» SUPPLIED DATA
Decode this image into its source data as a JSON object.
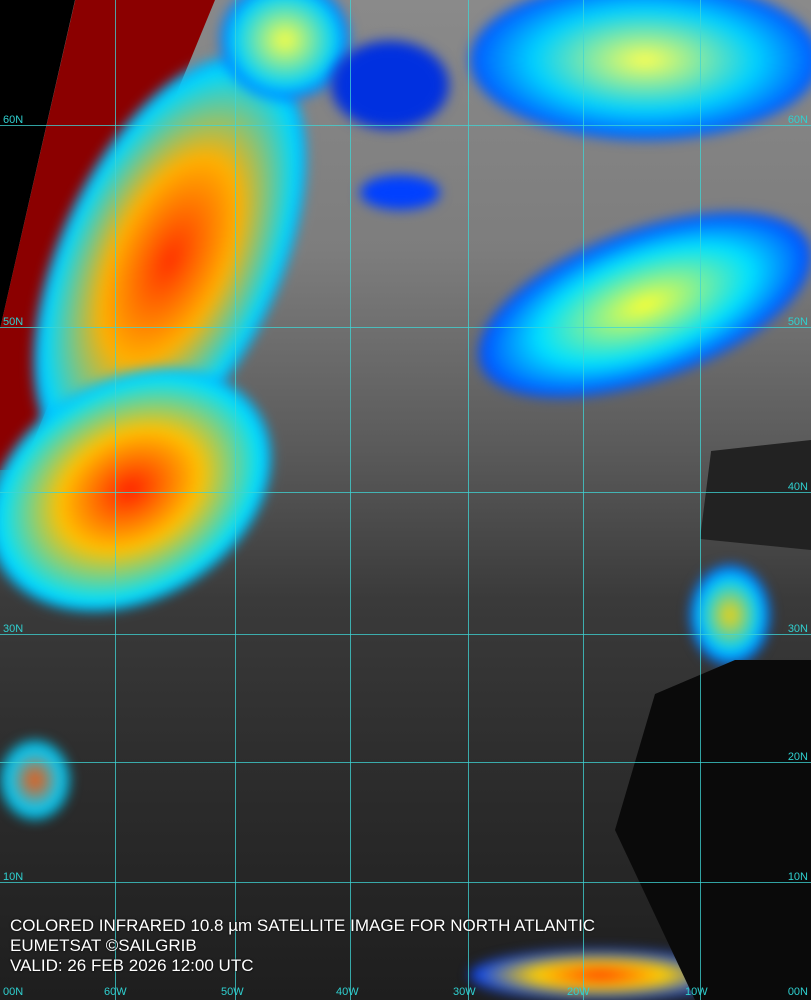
{
  "caption": {
    "title": "COLORED INFRARED 10.8 µm SATELLITE IMAGE FOR NORTH ATLANTIC",
    "source": "EUMETSAT ©SAILGRIB",
    "valid": "VALID:  26 FEB 2026 12:00 UTC"
  },
  "latitudes": [
    "60N",
    "50N",
    "40N",
    "30N",
    "20N",
    "10N",
    "00N"
  ],
  "longitudes": [
    "60W",
    "50W",
    "40W",
    "30W",
    "20W",
    "10W"
  ],
  "colors": {
    "grid": "#3fd6d6",
    "cold_cloud": "#ff0000",
    "mid_cloud": "#ffff00",
    "low_cloud": "#0033ff",
    "space": "#8b0000"
  }
}
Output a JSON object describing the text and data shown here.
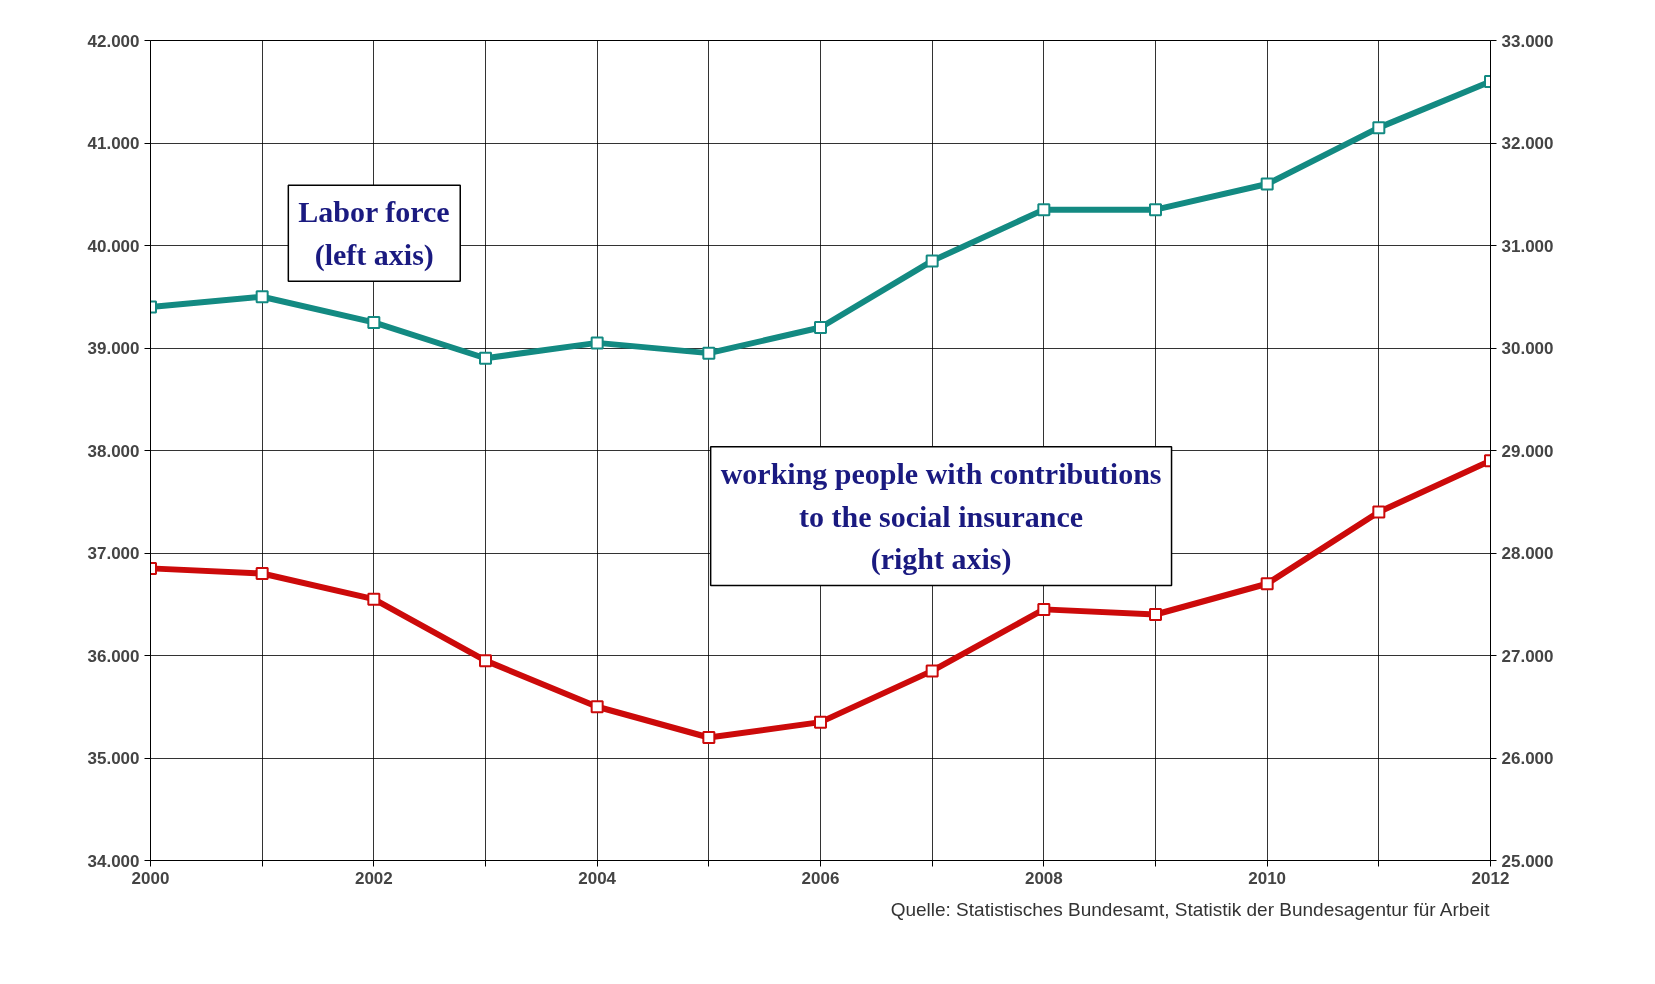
{
  "chart_data": {
    "type": "line",
    "x": [
      2000,
      2001,
      2002,
      2003,
      2004,
      2005,
      2006,
      2007,
      2008,
      2009,
      2010,
      2011,
      2012
    ],
    "series": [
      {
        "name": "Labor force\n(left axis)",
        "color": "#138a82",
        "values": [
          39400,
          39500,
          39250,
          38900,
          39050,
          38950,
          39200,
          39850,
          40350,
          40350,
          40600,
          41150,
          41600
        ]
      },
      {
        "name": "working people with contributions\nto the social insurance\n(right axis)",
        "color": "#cc0a0a",
        "axis": "y2",
        "values": [
          27850,
          27800,
          27550,
          26950,
          26500,
          26200,
          26350,
          26850,
          27450,
          27400,
          27700,
          28400,
          28900
        ]
      }
    ],
    "xlim": [
      2000,
      2012
    ],
    "xticks": [
      2000,
      {
        "value": 2001,
        "label": null
      },
      2002,
      {
        "value": 2003,
        "label": null
      },
      2004,
      {
        "value": 2005,
        "label": null
      },
      2006,
      {
        "value": 2007,
        "label": null
      },
      2008,
      {
        "value": 2009,
        "label": null
      },
      2010,
      {
        "value": 2011,
        "label": null
      },
      2012
    ],
    "ylim": [
      34000,
      42000
    ],
    "yticks": [
      {
        "value": 34000,
        "label": "34.000"
      },
      {
        "value": 35000,
        "label": "35.000"
      },
      {
        "value": 36000,
        "label": "36.000"
      },
      {
        "value": 37000,
        "label": "37.000"
      },
      {
        "value": 38000,
        "label": "38.000"
      },
      {
        "value": 39000,
        "label": "39.000"
      },
      {
        "value": 40000,
        "label": "40.000"
      },
      {
        "value": 41000,
        "label": "41.000"
      },
      {
        "value": 42000,
        "label": "42.000"
      }
    ],
    "y2lim": [
      25000,
      33000
    ],
    "y2ticks": [
      {
        "value": 25000,
        "label": "25.000"
      },
      {
        "value": 26000,
        "label": "26.000"
      },
      {
        "value": 27000,
        "label": "27.000"
      },
      {
        "value": 28000,
        "label": "28.000"
      },
      {
        "value": 29000,
        "label": "29.000"
      },
      {
        "value": 30000,
        "label": "30.000"
      },
      {
        "value": 31000,
        "label": "31.000"
      },
      {
        "value": 32000,
        "label": "32.000"
      },
      {
        "value": 33000,
        "label": "33.000"
      }
    ],
    "grid": true,
    "marker": "square",
    "line_style": "solid",
    "annotations": [
      "Quelle: Statistisches Bundesamt, Statistik der Bundesagentur für Arbeit"
    ]
  }
}
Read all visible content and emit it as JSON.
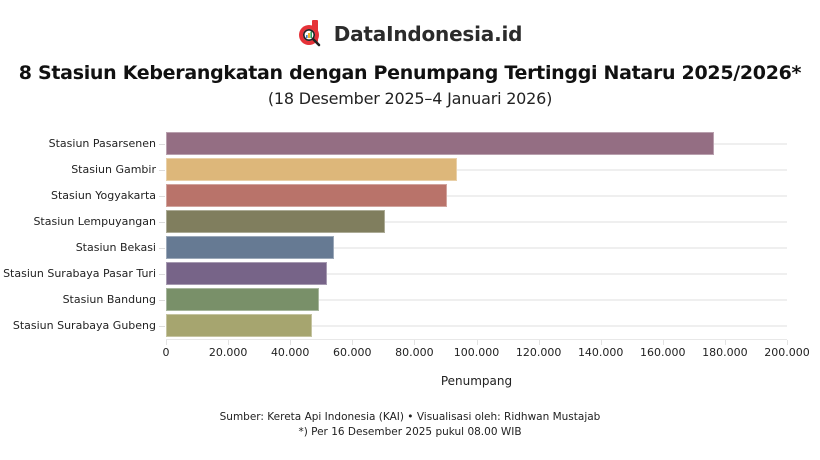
{
  "brand": {
    "name": "DataIndonesia.id",
    "logo_icon": "dataindonesia-logo-icon",
    "logo_color": "#E53238"
  },
  "header": {
    "title": "8 Stasiun Keberangkatan dengan Penumpang Tertinggi Nataru 2025/2026*",
    "subtitle": "(18 Desember 2025–4 Januari 2026)"
  },
  "axis": {
    "x_title": "Penumpang",
    "x_ticks": [
      "0",
      "20.000",
      "40.000",
      "60.000",
      "80.000",
      "100.000",
      "120.000",
      "140.000",
      "160.000",
      "180.000",
      "200.000"
    ]
  },
  "footer": {
    "source": "Sumber: Kereta Api Indonesia (KAI) • Visualisasi oleh: Ridhwan Mustajab",
    "note": "*) Per 16 Desember 2025 pukul 08.00 WIB"
  },
  "chart_data": {
    "type": "bar",
    "orientation": "horizontal",
    "title": "8 Stasiun Keberangkatan dengan Penumpang Tertinggi Nataru 2025/2026*",
    "subtitle": "(18 Desember 2025–4 Januari 2026)",
    "xlabel": "Penumpang",
    "ylabel": "",
    "xlim": [
      0,
      200000
    ],
    "grid": true,
    "legend": "none",
    "categories": [
      "Stasiun Pasarsenen",
      "Stasiun Gambir",
      "Stasiun Yogyakarta",
      "Stasiun Lempuyangan",
      "Stasiun Bekasi",
      "Stasiun Surabaya Pasar Turi",
      "Stasiun Bandung",
      "Stasiun Surabaya Gubeng"
    ],
    "values": [
      176500,
      93600,
      90400,
      70600,
      54100,
      52000,
      49400,
      47100
    ],
    "colors": [
      "#946E83",
      "#DDB77A",
      "#B9736A",
      "#807E5E",
      "#667A93",
      "#776488",
      "#799069",
      "#A6A56F"
    ]
  }
}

» WHAT THE TASK ASKS
In the records, locate each line holding the string "Desember" and copy it.

» EXERCISE ANSWER
    "subtitle": "(18 Desember 2025–4 Januari 2026)"
    "note": "*) Per 16 Desember 2025 pukul 08.00 WIB"
    "subtitle": "(18 Desember 2025–4 Januari 2026)",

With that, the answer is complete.